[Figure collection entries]
****************

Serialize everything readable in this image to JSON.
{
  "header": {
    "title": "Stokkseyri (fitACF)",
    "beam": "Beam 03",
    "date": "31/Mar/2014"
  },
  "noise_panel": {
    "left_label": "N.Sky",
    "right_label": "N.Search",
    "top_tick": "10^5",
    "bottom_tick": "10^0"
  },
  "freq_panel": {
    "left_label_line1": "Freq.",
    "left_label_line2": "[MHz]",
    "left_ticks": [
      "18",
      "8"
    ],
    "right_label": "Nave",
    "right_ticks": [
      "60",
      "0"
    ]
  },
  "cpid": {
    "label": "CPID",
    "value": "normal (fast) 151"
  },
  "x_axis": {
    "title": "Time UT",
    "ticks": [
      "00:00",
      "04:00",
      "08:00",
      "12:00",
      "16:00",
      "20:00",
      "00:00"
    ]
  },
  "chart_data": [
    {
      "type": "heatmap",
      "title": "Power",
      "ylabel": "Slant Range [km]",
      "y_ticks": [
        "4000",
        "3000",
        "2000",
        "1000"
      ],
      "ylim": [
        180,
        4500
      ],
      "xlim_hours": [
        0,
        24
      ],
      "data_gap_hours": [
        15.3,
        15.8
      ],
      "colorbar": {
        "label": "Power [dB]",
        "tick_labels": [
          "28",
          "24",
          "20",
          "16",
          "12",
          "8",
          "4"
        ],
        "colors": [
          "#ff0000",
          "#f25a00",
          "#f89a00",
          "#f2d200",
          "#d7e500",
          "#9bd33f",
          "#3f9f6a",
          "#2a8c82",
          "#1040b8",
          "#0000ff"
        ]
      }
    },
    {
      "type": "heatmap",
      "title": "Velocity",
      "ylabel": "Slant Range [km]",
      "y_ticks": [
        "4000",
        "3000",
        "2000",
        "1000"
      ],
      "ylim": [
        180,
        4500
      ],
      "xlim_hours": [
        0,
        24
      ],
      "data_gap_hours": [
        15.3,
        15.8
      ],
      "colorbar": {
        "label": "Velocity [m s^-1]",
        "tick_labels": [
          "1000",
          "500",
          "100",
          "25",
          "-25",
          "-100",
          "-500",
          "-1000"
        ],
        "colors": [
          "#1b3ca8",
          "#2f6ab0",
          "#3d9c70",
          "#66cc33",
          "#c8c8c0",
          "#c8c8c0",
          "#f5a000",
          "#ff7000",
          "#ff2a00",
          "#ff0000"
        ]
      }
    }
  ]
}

****************

### WRITTEN EXERCISE
The records above should be repeated in full, exactly as given.

### WRITTEN REPLY
Serialize everything readable in this image to JSON.
{
  "header": {
    "title": "Stokkseyri (fitACF)",
    "beam": "Beam 03",
    "date": "31/Mar/2014"
  },
  "noise_panel": {
    "left_label": "N.Sky",
    "right_label": "N.Search",
    "top_tick": "10^5",
    "bottom_tick": "10^0"
  },
  "freq_panel": {
    "left_label_line1": "Freq.",
    "left_label_line2": "[MHz]",
    "left_ticks": [
      "18",
      "8"
    ],
    "right_label": "Nave",
    "right_ticks": [
      "60",
      "0"
    ]
  },
  "cpid": {
    "label": "CPID",
    "value": "normal (fast) 151"
  },
  "x_axis": {
    "title": "Time UT",
    "ticks": [
      "00:00",
      "04:00",
      "08:00",
      "12:00",
      "16:00",
      "20:00",
      "00:00"
    ]
  },
  "chart_data": [
    {
      "type": "heatmap",
      "title": "Power",
      "ylabel": "Slant Range [km]",
      "y_ticks": [
        "4000",
        "3000",
        "2000",
        "1000"
      ],
      "ylim": [
        180,
        4500
      ],
      "xlim_hours": [
        0,
        24
      ],
      "data_gap_hours": [
        15.3,
        15.8
      ],
      "colorbar": {
        "label": "Power [dB]",
        "tick_labels": [
          "28",
          "24",
          "20",
          "16",
          "12",
          "8",
          "4"
        ],
        "colors": [
          "#ff0000",
          "#f25a00",
          "#f89a00",
          "#f2d200",
          "#d7e500",
          "#9bd33f",
          "#3f9f6a",
          "#2a8c82",
          "#1040b8",
          "#0000ff"
        ]
      }
    },
    {
      "type": "heatmap",
      "title": "Velocity",
      "ylabel": "Slant Range [km]",
      "y_ticks": [
        "4000",
        "3000",
        "2000",
        "1000"
      ],
      "ylim": [
        180,
        4500
      ],
      "xlim_hours": [
        0,
        24
      ],
      "data_gap_hours": [
        15.3,
        15.8
      ],
      "colorbar": {
        "label": "Velocity [m s^-1]",
        "tick_labels": [
          "1000",
          "500",
          "100",
          "25",
          "-25",
          "-100",
          "-500",
          "-1000"
        ],
        "colors": [
          "#1b3ca8",
          "#2f6ab0",
          "#3d9c70",
          "#66cc33",
          "#c8c8c0",
          "#c8c8c0",
          "#f5a000",
          "#ff7000",
          "#ff2a00",
          "#ff0000"
        ]
      }
    }
  ]
}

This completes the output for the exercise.